**** DATA FOR PROCESSING ****

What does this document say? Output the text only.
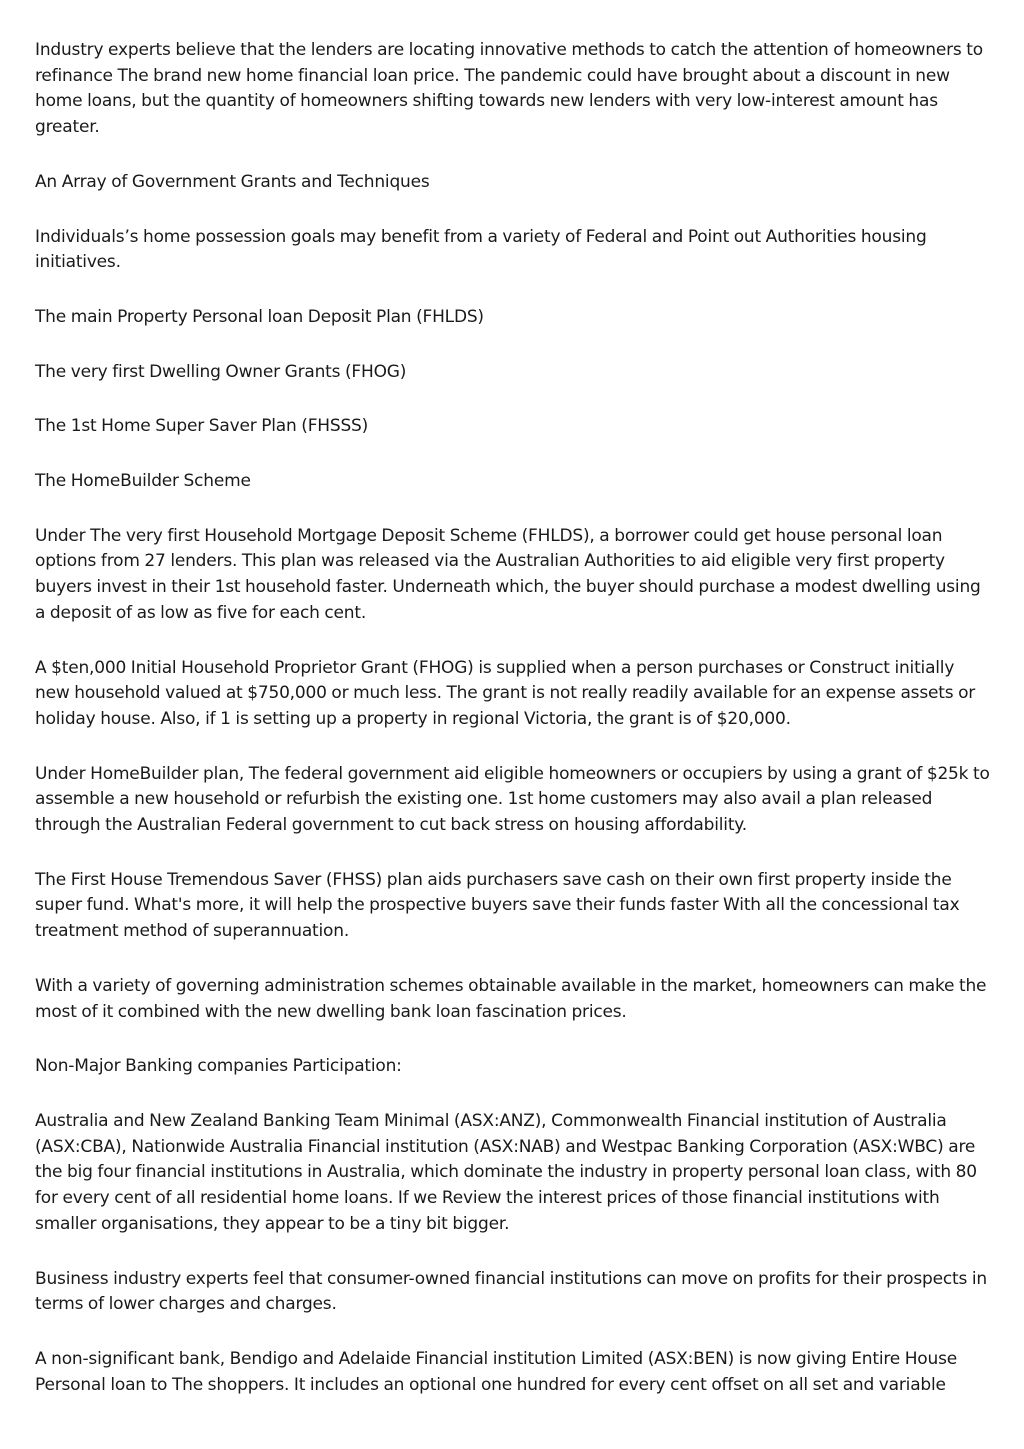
Industry experts believe that the lenders are locating innovative methods to catch the attention of homeowners to refinance The brand new home financial loan price. The pandemic could have brought about a discount in new home loans, but the quantity of homeowners shifting towards new lenders with very low-interest amount has greater.

An Array of Government Grants and Techniques

Individuals’s home possession goals may benefit from a variety of Federal and Point out Authorities housing initiatives.

The main Property Personal loan Deposit Plan (FHLDS)

The very first Dwelling Owner Grants (FHOG)

The 1st Home Super Saver Plan (FHSSS)

The HomeBuilder Scheme

Under The very first Household Mortgage Deposit Scheme (FHLDS), a borrower could get house personal loan options from 27 lenders. This plan was released via the Australian Authorities to aid eligible very first property buyers invest in their 1st household faster. Underneath which, the buyer should purchase a modest dwelling using a deposit of as low as five for each cent.

A $ten,000 Initial Household Proprietor Grant (FHOG) is supplied when a person purchases or Construct initially new household valued at $750,000 or much less. The grant is not really readily available for an expense assets or holiday house. Also, if 1 is setting up a property in regional Victoria, the grant is of $20,000.

Under HomeBuilder plan, The federal government aid eligible homeowners or occupiers by using a grant of $25k to assemble a new household or refurbish the existing one. 1st home customers may also avail a plan released through the Australian Federal government to cut back stress on housing affordability.

The First House Tremendous Saver (FHSS) plan aids purchasers save cash on their own first property inside the super fund. What's more, it will help the prospective buyers save their funds faster With all the concessional tax treatment method of superannuation.

With a variety of governing administration schemes obtainable available in the market, homeowners can make the most of it combined with the new dwelling bank loan fascination prices.

Non-Major Banking companies Participation:

Australia and New Zealand Banking Team Minimal (ASX:ANZ), Commonwealth Financial institution of Australia (ASX:CBA), Nationwide Australia Financial institution (ASX:NAB) and Westpac Banking Corporation (ASX:WBC) are the big four financial institutions in Australia, which dominate the industry in property personal loan class, with 80 for every cent of all residential home loans. If we Review the interest prices of those financial institutions with smaller organisations, they appear to be a tiny bit bigger.

Business industry experts feel that consumer-owned financial institutions can move on profits for their prospects in terms of lower charges and charges.

A non-significant bank, Bendigo and Adelaide Financial institution Limited (ASX:BEN) is now giving Entire House Personal loan to The shoppers. It includes an optional one hundred for every cent offset on all set and variable
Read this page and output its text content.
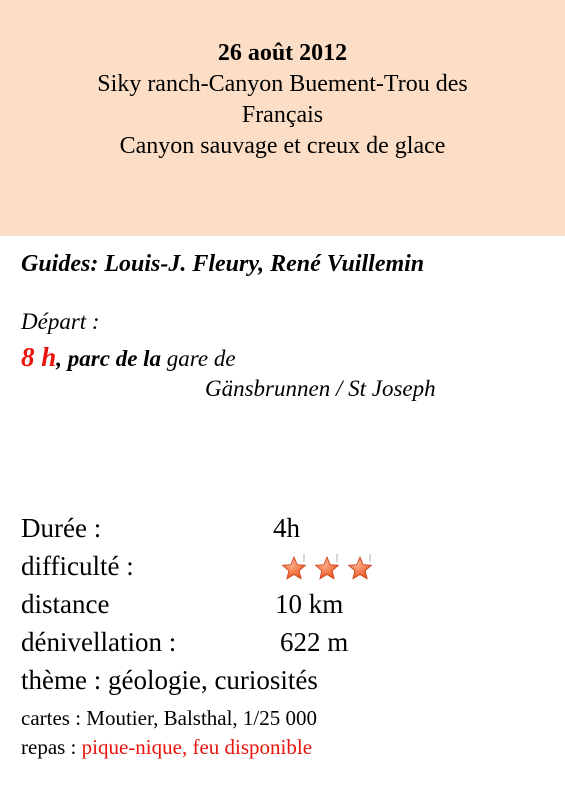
26 août 2012
Siky ranch-Canyon Buement-Trou des
Français
Canyon sauvage et creux de glace
Guides: Louis-J. Fleury, René Vuillemin
Départ :
8 h, parc de la gare de
Gänsbrunnen / St Joseph
Durée :	4h
difficulté :
distance	10 km
dénivellation :	622 m
thème : géologie, curiosités
cartes : Moutier, Balsthal, 1/25 000
repas : pique-nique, feu disponible
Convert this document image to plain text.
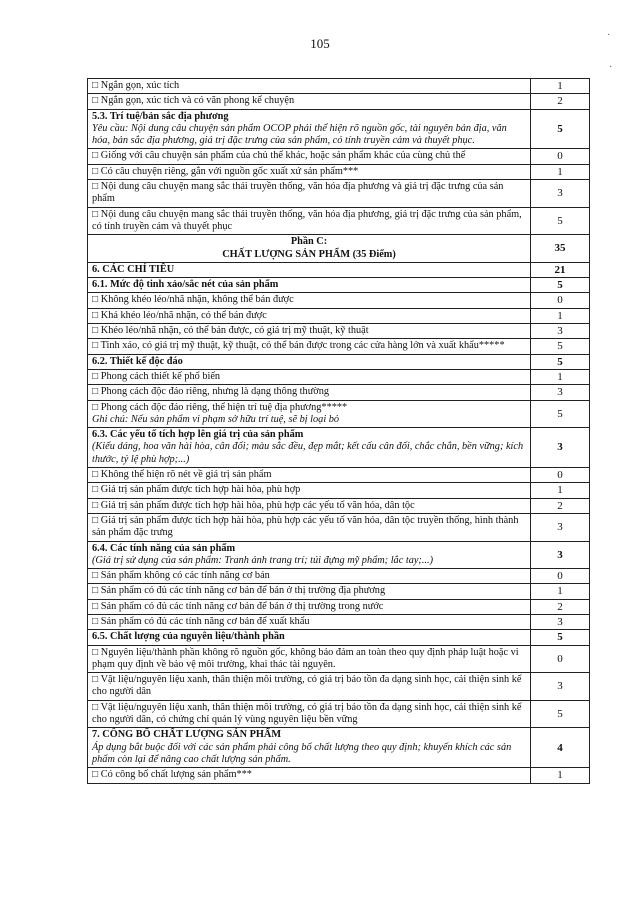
105
·
·
□ Ngắn gọn, xúc tích	1

□ Ngắn gọn, xúc tích và có văn phong kể chuyện	2

5.3. Trí tuệ/bản sắc địa phương
Yêu cầu: Nội dung câu chuyện sản phẩm OCOP phải thể hiện rõ nguồn gốc, tài nguyên bản địa, văn hóa, bản sắc địa phương, giá trị đặc trưng của sản phẩm, có tính truyền cảm và thuyết phục.	5

□ Giống với câu chuyện sản phẩm của chủ thể khác, hoặc sản phẩm khác của cùng chủ thể	0

□ Có câu chuyện riêng, gắn với nguồn gốc xuất xứ sản phẩm***	1

□ Nội dung câu chuyện mang sắc thái truyền thống, văn hóa địa phương và giá trị đặc trưng của sản phẩm	3

□ Nội dung câu chuyện mang sắc thái truyền thống, văn hóa địa phương, giá trị đặc trưng của sản phẩm, có tính truyền cảm và thuyết phục	5

Phần C:
CHẤT LƯỢNG SẢN PHẨM (35 Điểm)	35

6. CÁC CHỈ TIÊU	21

6.1. Mức độ tinh xảo/sắc nét của sản phẩm	5

□ Không khéo léo/nhã nhặn, không thể bán được	0

□ Khá khéo léo/nhã nhặn, có thể bán được	1

□ Khéo léo/nhã nhặn, có thể bán được, có giá trị mỹ thuật, kỹ thuật	3

□ Tinh xảo, có giá trị mỹ thuật, kỹ thuật, có thể bán được trong các cửa hàng lớn và xuất khẩu*****	5

6.2. Thiết kế độc đáo	5

□ Phong cách thiết kế phổ biến	1

□ Phong cách độc đáo riêng, nhưng là dạng thông thường	3

□ Phong cách độc đáo riêng, thể hiện trí tuệ địa phương*****
Ghi chú: Nếu sản phẩm vi phạm sở hữu trí tuệ, sẽ bị loại bỏ	5

6.3. Các yếu tố tích hợp lên giá trị của sản phẩm
(Kiểu dáng, hoa văn hài hòa, cân đối; màu sắc đều, đẹp mắt; kết cấu cân đối, chắc chắn, bền vững; kích thước, tỷ lệ phù hợp;...)	3

□ Không thể hiện rõ nét về giá trị sản phẩm	0

□ Giá trị sản phẩm được tích hợp hài hòa, phù hợp	1

□ Giá trị sản phẩm được tích hợp hài hòa, phù hợp các yếu tố văn hóa, dân tộc	2

□ Giá trị sản phẩm được tích hợp hài hòa, phù hợp các yếu tố văn hóa, dân tộc truyền thống, hình thành sản phẩm đặc trưng	3

6.4. Các tính năng của sản phẩm
(Giá trị sử dụng của sản phẩm: Tranh ảnh trang trí; túi đựng mỹ phẩm; lắc tay;...)	3

□ Sản phẩm không có các tính năng cơ bản	0

□ Sản phẩm có đủ các tính năng cơ bản để bán ở thị trường địa phương	1

□ Sản phẩm có đủ các tính năng cơ bản để bán ở thị trường trong nước	2

□ Sản phẩm có đủ các tính năng cơ bản để xuất khẩu	3

6.5. Chất lượng của nguyên liệu/thành phần	5

□ Nguyên liệu/thành phần không rõ nguồn gốc, không bảo đảm an toàn theo quy định pháp luật hoặc vi phạm quy định về bảo vệ môi trường, khai thác tài nguyên.	0

□ Vật liệu/nguyên liệu xanh, thân thiện môi trường, có giá trị bảo tồn đa dạng sinh học, cải thiện sinh kế cho người dân	3

□ Vật liệu/nguyên liệu xanh, thân thiện môi trường, có giá trị bảo tồn đa dạng sinh học, cải thiện sinh kế cho người dân, có chứng chỉ quản lý vùng nguyên liệu bền vững	5

7. CÔNG BỐ CHẤT LƯỢNG SẢN PHẨM
Áp dụng bắt buộc đối với các sản phẩm phải công bố chất lượng theo quy định; khuyến khích các sản phẩm còn lại để nâng cao chất lượng sản phẩm.	4

□ Có công bố chất lượng sản phẩm***	1
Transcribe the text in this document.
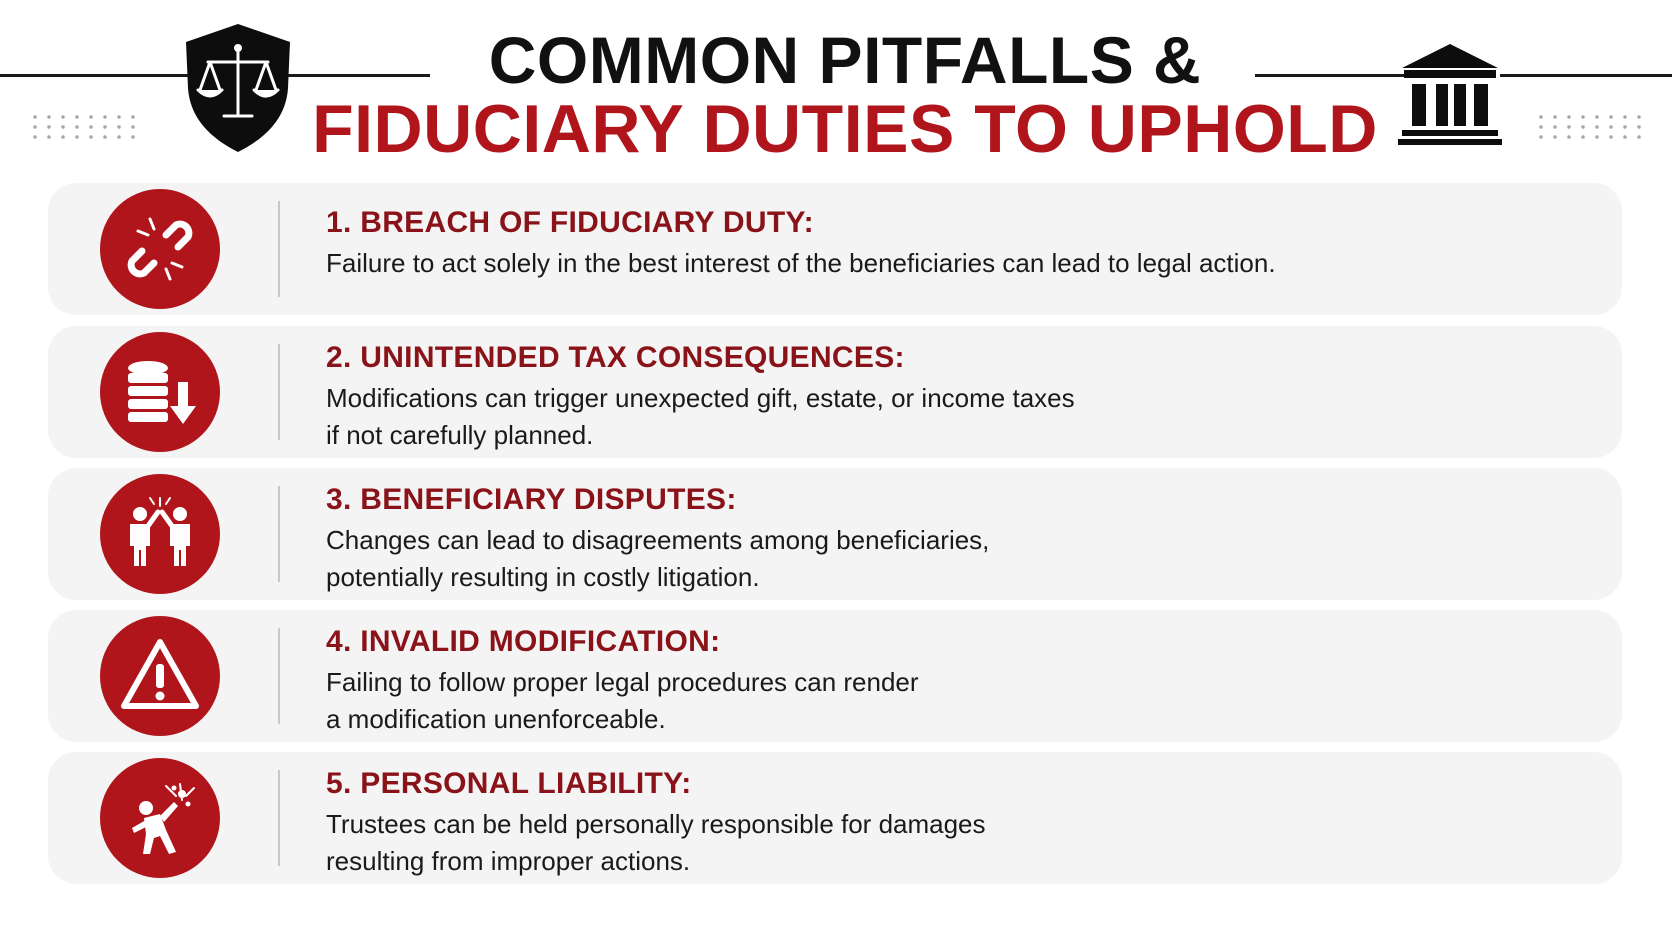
COMMON PITFALLS &
FIDUCIARY DUTIES TO UPHOLD
1. BREACH OF FIDUCIARY DUTY:
Failure to act solely in the best interest of the beneficiaries can lead to legal action.
2. UNINTENDED TAX CONSEQUENCES:
Modifications can trigger unexpected gift, estate, or income taxes
if not carefully planned.
3. BENEFICIARY DISPUTES:
Changes can lead to disagreements among beneficiaries,
potentially resulting in costly litigation.
4. INVALID MODIFICATION:
Failing to follow proper legal procedures can render
a modification unenforceable.
5. PERSONAL LIABILITY:
Trustees can be held personally responsible for damages
resulting from improper actions.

****

All of the data needs repeating exactly, but the pictures do not.

RESULT FOR THIS EXERCISE ▸
What does this document say? Output the text only.
Industry experts believe that the lenders are locating innovative methods to catch the attention of homeowners to refinance The brand new home financial loan price. The pandemic could have brought about a discount in new home loans, but the quantity of homeowners shifting towards new lenders with very low-interest amount has greater.

An Array of Government Grants and Techniques

Individuals’s home possession goals may benefit from a variety of Federal and Point out Authorities housing initiatives.

The main Property Personal loan Deposit Plan (FHLDS)

The very first Dwelling Owner Grants (FHOG)

The 1st Home Super Saver Plan (FHSSS)

The HomeBuilder Scheme

Under The very first Household Mortgage Deposit Scheme (FHLDS), a borrower could get house personal loan options from 27 lenders. This plan was released via the Australian Authorities to aid eligible very first property buyers invest in their 1st household faster. Underneath which, the buyer should purchase a modest dwelling using a deposit of as low as five for each cent.

A $ten,000 Initial Household Proprietor Grant (FHOG) is supplied when a person purchases or Construct initially new household valued at $750,000 or much less. The grant is not really readily available for an expense assets or holiday house. Also, if 1 is setting up a property in regional Victoria, the grant is of $20,000.

Under HomeBuilder plan, The federal government aid eligible homeowners or occupiers by using a grant of $25k to assemble a new household or refurbish the existing one. 1st home customers may also avail a plan released through the Australian Federal government to cut back stress on housing affordability.

The First House Tremendous Saver (FHSS) plan aids purchasers save cash on their own first property inside the super fund. What's more, it will help the prospective buyers save their funds faster With all the concessional tax treatment method of superannuation.

With a variety of governing administration schemes obtainable available in the market, homeowners can make the most of it combined with the new dwelling bank loan fascination prices.

Non-Major Banking companies Participation:

Australia and New Zealand Banking Team Minimal (ASX:ANZ), Commonwealth Financial institution of Australia (ASX:CBA), Nationwide Australia Financial institution (ASX:NAB) and Westpac Banking Corporation (ASX:WBC) are the big four financial institutions in Australia, which dominate the industry in property personal loan class, with 80 for every cent of all residential home loans. If we Review the interest prices of those financial institutions with smaller organisations, they appear to be a tiny bit bigger.

Business industry experts feel that consumer-owned financial institutions can move on profits for their prospects in terms of lower charges and charges.

A non-significant bank, Bendigo and Adelaide Financial institution Limited (ASX:BEN) is now giving Entire House Personal loan to The shoppers. It includes an optional one hundred for every cent offset on all set and variable
Read this page and output its text content.
26 août 2012
Siky ranch-Canyon Buement-Trou des
Français
Canyon sauvage et creux de glace
Guides: Louis-J. Fleury, René Vuillemin
Départ :
8 h, parc de la gare de
Gänsbrunnen / St Joseph
Durée :	4h
difficulté :
distance	10 km
dénivellation :	622 m
thème : géologie, curiosités
cartes : Moutier, Balsthal, 1/25 000
repas : pique-nique, feu disponible
Convert this document image to plain text.
105
·
·
□ Ngắn gọn, xúc tích	1

□ Ngắn gọn, xúc tích và có văn phong kể chuyện	2

5.3. Trí tuệ/bản sắc địa phương
Yêu cầu: Nội dung câu chuyện sản phẩm OCOP phải thể hiện rõ nguồn gốc, tài nguyên bản địa, văn hóa, bản sắc địa phương, giá trị đặc trưng của sản phẩm, có tính truyền cảm và thuyết phục.	5

□ Giống với câu chuyện sản phẩm của chủ thể khác, hoặc sản phẩm khác của cùng chủ thể	0

□ Có câu chuyện riêng, gắn với nguồn gốc xuất xứ sản phẩm***	1

□ Nội dung câu chuyện mang sắc thái truyền thống, văn hóa địa phương và giá trị đặc trưng của sản phẩm	3

□ Nội dung câu chuyện mang sắc thái truyền thống, văn hóa địa phương, giá trị đặc trưng của sản phẩm, có tính truyền cảm và thuyết phục	5

Phần C:
CHẤT LƯỢNG SẢN PHẨM (35 Điểm)	35

6. CÁC CHỈ TIÊU	21

6.1. Mức độ tinh xảo/sắc nét của sản phẩm	5

□ Không khéo léo/nhã nhặn, không thể bán được	0

□ Khá khéo léo/nhã nhặn, có thể bán được	1

□ Khéo léo/nhã nhặn, có thể bán được, có giá trị mỹ thuật, kỹ thuật	3

□ Tinh xảo, có giá trị mỹ thuật, kỹ thuật, có thể bán được trong các cửa hàng lớn và xuất khẩu*****	5

6.2. Thiết kế độc đáo	5

□ Phong cách thiết kế phổ biến	1

□ Phong cách độc đáo riêng, nhưng là dạng thông thường	3

□ Phong cách độc đáo riêng, thể hiện trí tuệ địa phương*****
Ghi chú: Nếu sản phẩm vi phạm sở hữu trí tuệ, sẽ bị loại bỏ	5

6.3. Các yếu tố tích hợp lên giá trị của sản phẩm
(Kiểu dáng, hoa văn hài hòa, cân đối; màu sắc đều, đẹp mắt; kết cấu cân đối, chắc chắn, bền vững; kích thước, tỷ lệ phù hợp;...)	3

□ Không thể hiện rõ nét về giá trị sản phẩm	0

□ Giá trị sản phẩm được tích hợp hài hòa, phù hợp	1

□ Giá trị sản phẩm được tích hợp hài hòa, phù hợp các yếu tố văn hóa, dân tộc	2

□ Giá trị sản phẩm được tích hợp hài hòa, phù hợp các yếu tố văn hóa, dân tộc truyền thống, hình thành sản phẩm đặc trưng	3

6.4. Các tính năng của sản phẩm
(Giá trị sử dụng của sản phẩm: Tranh ảnh trang trí; túi đựng mỹ phẩm; lắc tay;...)	3

□ Sản phẩm không có các tính năng cơ bản	0

□ Sản phẩm có đủ các tính năng cơ bản để bán ở thị trường địa phương	1

□ Sản phẩm có đủ các tính năng cơ bản để bán ở thị trường trong nước	2

□ Sản phẩm có đủ các tính năng cơ bản để xuất khẩu	3

6.5. Chất lượng của nguyên liệu/thành phần	5

□ Nguyên liệu/thành phần không rõ nguồn gốc, không bảo đảm an toàn theo quy định pháp luật hoặc vi phạm quy định về bảo vệ môi trường, khai thác tài nguyên.	0

□ Vật liệu/nguyên liệu xanh, thân thiện môi trường, có giá trị bảo tồn đa dạng sinh học, cải thiện sinh kế cho người dân	3

□ Vật liệu/nguyên liệu xanh, thân thiện môi trường, có giá trị bảo tồn đa dạng sinh học, cải thiện sinh kế cho người dân, có chứng chỉ quản lý vùng nguyên liệu bền vững	5

7. CÔNG BỐ CHẤT LƯỢNG SẢN PHẨM
Áp dụng bắt buộc đối với các sản phẩm phải công bố chất lượng theo quy định; khuyến khích các sản phẩm còn lại để nâng cao chất lượng sản phẩm.	4

□ Có công bố chất lượng sản phẩm***	1
Transcribe the text in this document.
COMMON PITFALLS &
FIDUCIARY DUTIES TO UPHOLD
1. BREACH OF FIDUCIARY DUTY:
Failure to act solely in the best interest of the beneficiaries can lead to legal action.
2. UNINTENDED TAX CONSEQUENCES:
Modifications can trigger unexpected gift, estate, or income taxes
if not carefully planned.
3. BENEFICIARY DISPUTES:
Changes can lead to disagreements among beneficiaries,
potentially resulting in costly litigation.
4. INVALID MODIFICATION:
Failing to follow proper legal procedures can render
a modification unenforceable.
5. PERSONAL LIABILITY:
Trustees can be held personally responsible for damages
resulting from improper actions.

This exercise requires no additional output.